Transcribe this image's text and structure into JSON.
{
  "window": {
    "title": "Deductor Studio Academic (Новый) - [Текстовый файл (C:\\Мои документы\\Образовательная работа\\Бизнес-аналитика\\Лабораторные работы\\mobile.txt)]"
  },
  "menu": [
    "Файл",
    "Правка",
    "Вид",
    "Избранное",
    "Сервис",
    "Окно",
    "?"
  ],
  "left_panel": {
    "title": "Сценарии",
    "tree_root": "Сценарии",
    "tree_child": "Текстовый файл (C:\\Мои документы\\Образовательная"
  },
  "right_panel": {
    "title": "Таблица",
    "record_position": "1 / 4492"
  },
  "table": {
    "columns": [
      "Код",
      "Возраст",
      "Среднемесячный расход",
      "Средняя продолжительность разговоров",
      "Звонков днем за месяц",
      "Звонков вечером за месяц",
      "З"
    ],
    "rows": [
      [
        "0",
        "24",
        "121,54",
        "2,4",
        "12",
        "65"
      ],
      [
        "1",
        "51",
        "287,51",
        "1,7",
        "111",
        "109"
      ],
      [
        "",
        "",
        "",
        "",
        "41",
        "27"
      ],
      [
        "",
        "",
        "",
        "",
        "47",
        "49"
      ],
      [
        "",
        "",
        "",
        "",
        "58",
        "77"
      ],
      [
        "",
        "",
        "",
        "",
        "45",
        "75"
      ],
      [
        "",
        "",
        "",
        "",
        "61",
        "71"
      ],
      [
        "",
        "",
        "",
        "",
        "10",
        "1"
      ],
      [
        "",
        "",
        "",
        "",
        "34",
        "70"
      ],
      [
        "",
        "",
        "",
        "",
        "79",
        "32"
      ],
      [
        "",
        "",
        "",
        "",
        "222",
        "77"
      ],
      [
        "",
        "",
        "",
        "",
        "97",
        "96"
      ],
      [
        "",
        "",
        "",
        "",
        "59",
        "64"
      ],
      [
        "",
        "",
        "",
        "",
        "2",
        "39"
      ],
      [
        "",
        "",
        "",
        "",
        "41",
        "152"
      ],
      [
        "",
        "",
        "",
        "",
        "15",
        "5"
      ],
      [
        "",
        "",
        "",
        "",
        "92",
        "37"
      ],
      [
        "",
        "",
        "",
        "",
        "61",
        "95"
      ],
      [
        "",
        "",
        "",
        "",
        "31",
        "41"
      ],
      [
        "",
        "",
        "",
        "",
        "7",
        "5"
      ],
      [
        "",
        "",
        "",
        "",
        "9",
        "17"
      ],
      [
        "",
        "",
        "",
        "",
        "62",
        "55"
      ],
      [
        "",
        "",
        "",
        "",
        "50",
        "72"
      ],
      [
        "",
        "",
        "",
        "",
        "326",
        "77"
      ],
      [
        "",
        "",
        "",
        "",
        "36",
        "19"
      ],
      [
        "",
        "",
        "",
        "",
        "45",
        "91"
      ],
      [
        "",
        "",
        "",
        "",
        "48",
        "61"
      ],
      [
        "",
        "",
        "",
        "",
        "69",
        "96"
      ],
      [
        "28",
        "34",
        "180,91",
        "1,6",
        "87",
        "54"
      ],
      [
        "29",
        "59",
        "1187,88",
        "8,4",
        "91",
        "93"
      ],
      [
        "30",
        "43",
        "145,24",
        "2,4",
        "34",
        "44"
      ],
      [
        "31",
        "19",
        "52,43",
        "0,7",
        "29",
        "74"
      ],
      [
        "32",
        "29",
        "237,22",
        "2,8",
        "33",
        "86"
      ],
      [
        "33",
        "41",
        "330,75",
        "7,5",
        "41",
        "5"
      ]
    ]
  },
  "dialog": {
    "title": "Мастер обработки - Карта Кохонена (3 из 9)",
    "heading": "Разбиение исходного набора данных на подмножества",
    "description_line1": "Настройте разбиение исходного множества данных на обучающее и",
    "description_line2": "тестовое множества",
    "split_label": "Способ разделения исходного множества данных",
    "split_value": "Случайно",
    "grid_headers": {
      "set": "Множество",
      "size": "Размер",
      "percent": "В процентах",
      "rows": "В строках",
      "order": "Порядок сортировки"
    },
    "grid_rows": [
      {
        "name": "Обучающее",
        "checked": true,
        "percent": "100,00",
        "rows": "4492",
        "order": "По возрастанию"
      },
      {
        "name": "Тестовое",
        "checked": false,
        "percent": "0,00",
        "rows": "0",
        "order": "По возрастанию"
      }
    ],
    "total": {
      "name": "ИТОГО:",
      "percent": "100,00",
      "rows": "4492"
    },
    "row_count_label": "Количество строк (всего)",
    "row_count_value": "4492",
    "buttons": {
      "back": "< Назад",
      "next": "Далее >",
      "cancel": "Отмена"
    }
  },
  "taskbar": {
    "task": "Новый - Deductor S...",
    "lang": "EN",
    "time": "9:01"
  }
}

[Problem to work on] Make an exact copy of the data above.

[Finished answer]
Transcribe this image's text and structure into JSON.
{
  "window": {
    "title": "Deductor Studio Academic (Новый) - [Текстовый файл (C:\\Мои документы\\Образовательная работа\\Бизнес-аналитика\\Лабораторные работы\\mobile.txt)]"
  },
  "menu": [
    "Файл",
    "Правка",
    "Вид",
    "Избранное",
    "Сервис",
    "Окно",
    "?"
  ],
  "left_panel": {
    "title": "Сценарии",
    "tree_root": "Сценарии",
    "tree_child": "Текстовый файл (C:\\Мои документы\\Образовательная"
  },
  "right_panel": {
    "title": "Таблица",
    "record_position": "1 / 4492"
  },
  "table": {
    "columns": [
      "Код",
      "Возраст",
      "Среднемесячный расход",
      "Средняя продолжительность разговоров",
      "Звонков днем за месяц",
      "Звонков вечером за месяц",
      "З"
    ],
    "rows": [
      [
        "0",
        "24",
        "121,54",
        "2,4",
        "12",
        "65"
      ],
      [
        "1",
        "51",
        "287,51",
        "1,7",
        "111",
        "109"
      ],
      [
        "",
        "",
        "",
        "",
        "41",
        "27"
      ],
      [
        "",
        "",
        "",
        "",
        "47",
        "49"
      ],
      [
        "",
        "",
        "",
        "",
        "58",
        "77"
      ],
      [
        "",
        "",
        "",
        "",
        "45",
        "75"
      ],
      [
        "",
        "",
        "",
        "",
        "61",
        "71"
      ],
      [
        "",
        "",
        "",
        "",
        "10",
        "1"
      ],
      [
        "",
        "",
        "",
        "",
        "34",
        "70"
      ],
      [
        "",
        "",
        "",
        "",
        "79",
        "32"
      ],
      [
        "",
        "",
        "",
        "",
        "222",
        "77"
      ],
      [
        "",
        "",
        "",
        "",
        "97",
        "96"
      ],
      [
        "",
        "",
        "",
        "",
        "59",
        "64"
      ],
      [
        "",
        "",
        "",
        "",
        "2",
        "39"
      ],
      [
        "",
        "",
        "",
        "",
        "41",
        "152"
      ],
      [
        "",
        "",
        "",
        "",
        "15",
        "5"
      ],
      [
        "",
        "",
        "",
        "",
        "92",
        "37"
      ],
      [
        "",
        "",
        "",
        "",
        "61",
        "95"
      ],
      [
        "",
        "",
        "",
        "",
        "31",
        "41"
      ],
      [
        "",
        "",
        "",
        "",
        "7",
        "5"
      ],
      [
        "",
        "",
        "",
        "",
        "9",
        "17"
      ],
      [
        "",
        "",
        "",
        "",
        "62",
        "55"
      ],
      [
        "",
        "",
        "",
        "",
        "50",
        "72"
      ],
      [
        "",
        "",
        "",
        "",
        "326",
        "77"
      ],
      [
        "",
        "",
        "",
        "",
        "36",
        "19"
      ],
      [
        "",
        "",
        "",
        "",
        "45",
        "91"
      ],
      [
        "",
        "",
        "",
        "",
        "48",
        "61"
      ],
      [
        "",
        "",
        "",
        "",
        "69",
        "96"
      ],
      [
        "28",
        "34",
        "180,91",
        "1,6",
        "87",
        "54"
      ],
      [
        "29",
        "59",
        "1187,88",
        "8,4",
        "91",
        "93"
      ],
      [
        "30",
        "43",
        "145,24",
        "2,4",
        "34",
        "44"
      ],
      [
        "31",
        "19",
        "52,43",
        "0,7",
        "29",
        "74"
      ],
      [
        "32",
        "29",
        "237,22",
        "2,8",
        "33",
        "86"
      ],
      [
        "33",
        "41",
        "330,75",
        "7,5",
        "41",
        "5"
      ]
    ]
  },
  "dialog": {
    "title": "Мастер обработки - Карта Кохонена (3 из 9)",
    "heading": "Разбиение исходного набора данных на подмножества",
    "description_line1": "Настройте разбиение исходного множества данных на обучающее и",
    "description_line2": "тестовое множества",
    "split_label": "Способ разделения исходного множества данных",
    "split_value": "Случайно",
    "grid_headers": {
      "set": "Множество",
      "size": "Размер",
      "percent": "В процентах",
      "rows": "В строках",
      "order": "Порядок сортировки"
    },
    "grid_rows": [
      {
        "name": "Обучающее",
        "checked": true,
        "percent": "100,00",
        "rows": "4492",
        "order": "По возрастанию"
      },
      {
        "name": "Тестовое",
        "checked": false,
        "percent": "0,00",
        "rows": "0",
        "order": "По возрастанию"
      }
    ],
    "total": {
      "name": "ИТОГО:",
      "percent": "100,00",
      "rows": "4492"
    },
    "row_count_label": "Количество строк (всего)",
    "row_count_value": "4492",
    "buttons": {
      "back": "< Назад",
      "next": "Далее >",
      "cancel": "Отмена"
    }
  },
  "taskbar": {
    "task": "Новый - Deductor S...",
    "lang": "EN",
    "time": "9:01"
  }
}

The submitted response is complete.